### Goal
Lines that include the word "package" are the ones to copy.

### Given entries

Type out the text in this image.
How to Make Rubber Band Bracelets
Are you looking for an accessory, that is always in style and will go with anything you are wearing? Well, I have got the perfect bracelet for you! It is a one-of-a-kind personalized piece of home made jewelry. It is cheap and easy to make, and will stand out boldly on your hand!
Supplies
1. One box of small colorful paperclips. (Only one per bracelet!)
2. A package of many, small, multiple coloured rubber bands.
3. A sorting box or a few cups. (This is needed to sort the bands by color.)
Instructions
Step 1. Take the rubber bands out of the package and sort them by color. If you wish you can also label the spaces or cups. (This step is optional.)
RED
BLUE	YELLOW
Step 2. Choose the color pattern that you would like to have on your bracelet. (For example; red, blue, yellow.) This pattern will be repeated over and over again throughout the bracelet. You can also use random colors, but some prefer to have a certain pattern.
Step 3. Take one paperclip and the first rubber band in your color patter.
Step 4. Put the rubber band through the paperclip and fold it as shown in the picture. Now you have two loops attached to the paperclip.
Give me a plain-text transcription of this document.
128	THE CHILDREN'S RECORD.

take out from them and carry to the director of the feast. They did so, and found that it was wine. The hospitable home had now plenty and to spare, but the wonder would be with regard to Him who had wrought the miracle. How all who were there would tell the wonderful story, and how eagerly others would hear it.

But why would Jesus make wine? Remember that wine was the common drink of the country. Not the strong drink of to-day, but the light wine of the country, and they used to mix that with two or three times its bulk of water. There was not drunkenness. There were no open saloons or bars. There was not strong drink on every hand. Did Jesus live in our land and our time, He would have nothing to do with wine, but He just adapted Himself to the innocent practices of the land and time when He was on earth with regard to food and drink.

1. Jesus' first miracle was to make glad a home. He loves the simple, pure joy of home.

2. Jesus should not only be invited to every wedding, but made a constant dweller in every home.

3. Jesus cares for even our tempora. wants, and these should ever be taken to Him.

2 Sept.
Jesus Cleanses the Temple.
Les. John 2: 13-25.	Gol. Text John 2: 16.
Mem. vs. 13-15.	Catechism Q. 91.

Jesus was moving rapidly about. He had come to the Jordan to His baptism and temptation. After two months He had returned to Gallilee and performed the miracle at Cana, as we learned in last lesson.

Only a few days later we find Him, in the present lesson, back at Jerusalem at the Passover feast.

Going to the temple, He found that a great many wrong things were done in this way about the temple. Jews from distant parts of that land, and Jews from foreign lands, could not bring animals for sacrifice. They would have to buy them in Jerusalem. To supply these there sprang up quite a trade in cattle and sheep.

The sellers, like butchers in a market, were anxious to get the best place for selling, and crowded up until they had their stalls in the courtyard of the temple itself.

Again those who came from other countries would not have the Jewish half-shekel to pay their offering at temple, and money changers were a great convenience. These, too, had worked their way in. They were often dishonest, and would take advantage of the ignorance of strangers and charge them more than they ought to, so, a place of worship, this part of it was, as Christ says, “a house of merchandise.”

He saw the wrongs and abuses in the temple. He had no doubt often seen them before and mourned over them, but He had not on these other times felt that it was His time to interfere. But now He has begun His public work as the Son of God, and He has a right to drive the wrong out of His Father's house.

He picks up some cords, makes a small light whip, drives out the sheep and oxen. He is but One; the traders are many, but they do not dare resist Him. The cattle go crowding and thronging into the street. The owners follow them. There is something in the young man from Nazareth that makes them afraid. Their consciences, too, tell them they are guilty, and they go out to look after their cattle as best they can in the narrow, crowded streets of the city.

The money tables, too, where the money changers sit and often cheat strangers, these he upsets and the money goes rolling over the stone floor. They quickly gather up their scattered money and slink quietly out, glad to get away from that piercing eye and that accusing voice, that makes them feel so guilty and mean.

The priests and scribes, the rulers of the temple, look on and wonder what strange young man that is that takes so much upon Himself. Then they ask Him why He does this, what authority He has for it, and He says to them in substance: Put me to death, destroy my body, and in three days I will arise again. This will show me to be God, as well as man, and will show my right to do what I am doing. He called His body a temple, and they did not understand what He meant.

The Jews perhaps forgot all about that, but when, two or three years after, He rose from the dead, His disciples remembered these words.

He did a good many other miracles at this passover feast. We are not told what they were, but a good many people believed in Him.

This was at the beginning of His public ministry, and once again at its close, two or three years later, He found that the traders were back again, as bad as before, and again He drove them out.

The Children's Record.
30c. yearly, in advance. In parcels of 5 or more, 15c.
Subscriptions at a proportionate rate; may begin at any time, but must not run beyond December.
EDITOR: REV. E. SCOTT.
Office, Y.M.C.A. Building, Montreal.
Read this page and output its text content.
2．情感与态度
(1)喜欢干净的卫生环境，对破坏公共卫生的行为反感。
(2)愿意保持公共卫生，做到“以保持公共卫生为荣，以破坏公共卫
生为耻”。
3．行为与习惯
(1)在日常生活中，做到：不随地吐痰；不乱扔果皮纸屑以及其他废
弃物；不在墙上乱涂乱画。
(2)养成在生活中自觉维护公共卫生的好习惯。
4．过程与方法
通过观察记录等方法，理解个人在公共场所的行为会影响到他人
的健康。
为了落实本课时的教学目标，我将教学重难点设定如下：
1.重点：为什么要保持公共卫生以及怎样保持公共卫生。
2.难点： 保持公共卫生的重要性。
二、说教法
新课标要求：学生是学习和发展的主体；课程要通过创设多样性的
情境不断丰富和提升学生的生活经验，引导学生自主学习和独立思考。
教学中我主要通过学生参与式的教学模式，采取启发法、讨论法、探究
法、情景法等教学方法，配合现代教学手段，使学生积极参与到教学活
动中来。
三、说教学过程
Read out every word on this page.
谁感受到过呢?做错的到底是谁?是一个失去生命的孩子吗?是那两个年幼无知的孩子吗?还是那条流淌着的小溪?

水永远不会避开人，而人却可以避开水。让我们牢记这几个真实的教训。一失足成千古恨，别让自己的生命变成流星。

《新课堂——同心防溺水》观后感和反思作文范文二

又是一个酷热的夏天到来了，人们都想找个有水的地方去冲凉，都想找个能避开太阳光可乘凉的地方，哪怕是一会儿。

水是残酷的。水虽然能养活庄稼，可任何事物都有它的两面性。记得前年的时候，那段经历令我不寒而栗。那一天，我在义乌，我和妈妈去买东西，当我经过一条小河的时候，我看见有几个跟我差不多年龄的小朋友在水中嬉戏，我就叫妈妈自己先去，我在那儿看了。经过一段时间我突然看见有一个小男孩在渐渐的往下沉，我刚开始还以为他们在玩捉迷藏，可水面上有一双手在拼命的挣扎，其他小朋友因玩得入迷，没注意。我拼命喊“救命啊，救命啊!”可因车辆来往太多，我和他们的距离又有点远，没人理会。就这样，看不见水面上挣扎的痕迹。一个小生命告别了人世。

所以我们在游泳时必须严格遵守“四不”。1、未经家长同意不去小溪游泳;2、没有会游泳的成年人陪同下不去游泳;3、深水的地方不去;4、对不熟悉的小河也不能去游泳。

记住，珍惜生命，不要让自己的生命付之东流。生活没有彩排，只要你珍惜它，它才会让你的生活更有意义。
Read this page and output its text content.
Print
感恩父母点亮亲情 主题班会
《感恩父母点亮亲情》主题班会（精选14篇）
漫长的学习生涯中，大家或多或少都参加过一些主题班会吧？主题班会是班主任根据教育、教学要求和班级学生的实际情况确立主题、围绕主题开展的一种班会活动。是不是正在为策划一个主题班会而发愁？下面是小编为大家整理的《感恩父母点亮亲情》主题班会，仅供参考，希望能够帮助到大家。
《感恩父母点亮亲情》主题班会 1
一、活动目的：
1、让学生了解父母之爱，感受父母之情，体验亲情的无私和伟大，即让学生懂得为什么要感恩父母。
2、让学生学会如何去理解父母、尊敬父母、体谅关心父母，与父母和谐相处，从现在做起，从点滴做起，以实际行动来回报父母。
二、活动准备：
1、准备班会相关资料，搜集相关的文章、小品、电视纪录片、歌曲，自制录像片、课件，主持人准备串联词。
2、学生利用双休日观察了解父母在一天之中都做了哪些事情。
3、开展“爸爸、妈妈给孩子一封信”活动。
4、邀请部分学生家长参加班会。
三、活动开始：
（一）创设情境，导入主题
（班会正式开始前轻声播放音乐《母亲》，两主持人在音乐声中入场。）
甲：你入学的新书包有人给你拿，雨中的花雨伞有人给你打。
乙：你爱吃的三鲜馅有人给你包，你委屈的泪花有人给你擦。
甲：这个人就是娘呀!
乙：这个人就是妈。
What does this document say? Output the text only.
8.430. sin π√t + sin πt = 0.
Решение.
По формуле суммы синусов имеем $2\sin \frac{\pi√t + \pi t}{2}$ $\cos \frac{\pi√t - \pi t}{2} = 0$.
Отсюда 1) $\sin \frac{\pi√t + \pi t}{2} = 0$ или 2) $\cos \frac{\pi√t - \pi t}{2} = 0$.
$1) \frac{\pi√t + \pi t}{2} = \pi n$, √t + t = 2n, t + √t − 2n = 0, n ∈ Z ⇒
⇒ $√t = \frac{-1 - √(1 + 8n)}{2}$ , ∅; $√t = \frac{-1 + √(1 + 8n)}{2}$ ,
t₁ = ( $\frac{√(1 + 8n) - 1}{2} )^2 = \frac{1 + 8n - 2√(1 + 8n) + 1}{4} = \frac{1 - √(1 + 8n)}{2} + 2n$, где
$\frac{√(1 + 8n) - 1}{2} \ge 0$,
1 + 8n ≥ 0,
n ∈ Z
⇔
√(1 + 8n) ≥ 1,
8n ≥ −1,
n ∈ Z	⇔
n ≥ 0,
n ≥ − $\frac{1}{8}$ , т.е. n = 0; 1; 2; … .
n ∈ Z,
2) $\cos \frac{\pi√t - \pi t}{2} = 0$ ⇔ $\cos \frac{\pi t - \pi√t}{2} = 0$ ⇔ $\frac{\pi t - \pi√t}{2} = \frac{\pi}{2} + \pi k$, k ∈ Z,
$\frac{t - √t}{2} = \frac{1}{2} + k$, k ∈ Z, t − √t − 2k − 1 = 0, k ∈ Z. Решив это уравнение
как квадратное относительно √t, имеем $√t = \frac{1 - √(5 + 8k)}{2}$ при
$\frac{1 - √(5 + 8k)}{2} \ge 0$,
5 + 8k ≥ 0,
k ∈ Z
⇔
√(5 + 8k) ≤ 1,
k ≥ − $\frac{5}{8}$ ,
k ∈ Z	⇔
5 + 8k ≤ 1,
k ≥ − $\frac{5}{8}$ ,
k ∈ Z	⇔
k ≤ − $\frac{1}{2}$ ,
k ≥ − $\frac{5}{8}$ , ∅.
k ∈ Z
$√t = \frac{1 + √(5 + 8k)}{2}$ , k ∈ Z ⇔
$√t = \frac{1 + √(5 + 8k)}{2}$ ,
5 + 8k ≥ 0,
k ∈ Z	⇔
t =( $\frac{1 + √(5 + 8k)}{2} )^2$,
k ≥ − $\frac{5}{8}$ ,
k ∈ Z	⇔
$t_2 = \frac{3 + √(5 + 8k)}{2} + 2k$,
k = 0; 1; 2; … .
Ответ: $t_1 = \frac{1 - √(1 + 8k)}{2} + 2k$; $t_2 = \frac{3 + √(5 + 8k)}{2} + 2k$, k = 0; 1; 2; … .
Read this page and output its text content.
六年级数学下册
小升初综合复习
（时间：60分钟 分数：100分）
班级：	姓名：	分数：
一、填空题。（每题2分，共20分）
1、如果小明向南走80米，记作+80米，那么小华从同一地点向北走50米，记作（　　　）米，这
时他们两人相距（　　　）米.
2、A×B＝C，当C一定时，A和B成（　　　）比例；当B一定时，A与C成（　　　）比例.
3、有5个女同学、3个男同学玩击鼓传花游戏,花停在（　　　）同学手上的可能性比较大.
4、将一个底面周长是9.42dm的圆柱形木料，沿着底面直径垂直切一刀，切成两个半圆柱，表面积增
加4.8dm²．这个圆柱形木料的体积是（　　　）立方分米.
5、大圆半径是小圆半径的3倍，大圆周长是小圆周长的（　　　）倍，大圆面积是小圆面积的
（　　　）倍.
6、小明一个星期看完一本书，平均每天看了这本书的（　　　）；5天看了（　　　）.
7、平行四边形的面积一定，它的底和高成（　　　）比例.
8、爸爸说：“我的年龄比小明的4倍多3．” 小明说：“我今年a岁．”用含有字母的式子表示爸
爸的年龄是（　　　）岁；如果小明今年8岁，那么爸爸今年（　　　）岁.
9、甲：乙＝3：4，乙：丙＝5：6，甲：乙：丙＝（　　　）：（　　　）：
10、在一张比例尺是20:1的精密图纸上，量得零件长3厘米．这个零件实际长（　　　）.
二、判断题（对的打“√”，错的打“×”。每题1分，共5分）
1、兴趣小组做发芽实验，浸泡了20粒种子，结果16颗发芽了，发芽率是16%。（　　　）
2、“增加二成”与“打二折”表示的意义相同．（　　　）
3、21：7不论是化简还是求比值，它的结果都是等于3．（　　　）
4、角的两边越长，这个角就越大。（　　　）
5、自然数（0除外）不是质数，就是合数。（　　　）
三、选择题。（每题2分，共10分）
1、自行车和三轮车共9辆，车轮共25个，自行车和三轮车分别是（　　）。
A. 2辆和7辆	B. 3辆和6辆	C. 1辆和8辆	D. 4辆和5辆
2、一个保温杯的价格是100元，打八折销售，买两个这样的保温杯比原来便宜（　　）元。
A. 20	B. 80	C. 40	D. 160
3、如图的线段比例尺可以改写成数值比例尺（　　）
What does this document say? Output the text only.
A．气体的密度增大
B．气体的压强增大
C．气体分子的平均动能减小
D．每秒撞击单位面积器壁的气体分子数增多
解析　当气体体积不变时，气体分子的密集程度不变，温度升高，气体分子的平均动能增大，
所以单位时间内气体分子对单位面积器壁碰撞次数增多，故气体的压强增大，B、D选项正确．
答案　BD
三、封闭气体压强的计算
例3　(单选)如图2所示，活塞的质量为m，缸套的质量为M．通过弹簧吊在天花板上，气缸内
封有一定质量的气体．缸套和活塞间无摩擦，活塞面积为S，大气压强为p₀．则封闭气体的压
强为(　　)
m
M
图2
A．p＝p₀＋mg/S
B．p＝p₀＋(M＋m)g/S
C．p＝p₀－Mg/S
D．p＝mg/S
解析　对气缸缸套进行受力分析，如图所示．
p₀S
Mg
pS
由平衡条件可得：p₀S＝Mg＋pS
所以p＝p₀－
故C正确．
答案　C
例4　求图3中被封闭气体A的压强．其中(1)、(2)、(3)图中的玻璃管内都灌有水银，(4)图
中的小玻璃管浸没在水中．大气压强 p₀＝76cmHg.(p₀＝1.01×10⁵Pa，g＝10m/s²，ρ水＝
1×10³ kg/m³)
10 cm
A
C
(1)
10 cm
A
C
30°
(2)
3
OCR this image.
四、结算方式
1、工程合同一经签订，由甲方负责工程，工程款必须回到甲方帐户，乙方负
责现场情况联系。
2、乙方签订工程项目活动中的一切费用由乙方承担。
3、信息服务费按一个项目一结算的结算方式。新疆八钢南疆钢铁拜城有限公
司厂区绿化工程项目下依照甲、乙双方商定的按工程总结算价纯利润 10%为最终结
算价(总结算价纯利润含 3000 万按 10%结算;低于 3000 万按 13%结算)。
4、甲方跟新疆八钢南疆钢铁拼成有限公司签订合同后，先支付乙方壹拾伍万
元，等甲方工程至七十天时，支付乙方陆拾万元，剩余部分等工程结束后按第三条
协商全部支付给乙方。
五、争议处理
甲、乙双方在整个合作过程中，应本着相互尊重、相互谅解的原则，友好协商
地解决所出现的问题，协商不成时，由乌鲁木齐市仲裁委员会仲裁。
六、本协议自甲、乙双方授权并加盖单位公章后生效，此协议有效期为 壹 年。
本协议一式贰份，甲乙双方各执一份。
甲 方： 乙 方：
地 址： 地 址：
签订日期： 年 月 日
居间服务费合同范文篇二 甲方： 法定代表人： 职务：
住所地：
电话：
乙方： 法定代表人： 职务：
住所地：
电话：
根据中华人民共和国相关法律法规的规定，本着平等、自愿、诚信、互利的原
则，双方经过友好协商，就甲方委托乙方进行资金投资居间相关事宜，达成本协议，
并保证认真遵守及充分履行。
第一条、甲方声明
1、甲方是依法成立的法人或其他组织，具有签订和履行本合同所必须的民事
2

### Correct output
2. A package of many, small, multiple coloured rubber bands.
Step 1. Take the rubber bands out of the package and sort them by color. If you wish you can also label the spaces or cups. (This step is optional.)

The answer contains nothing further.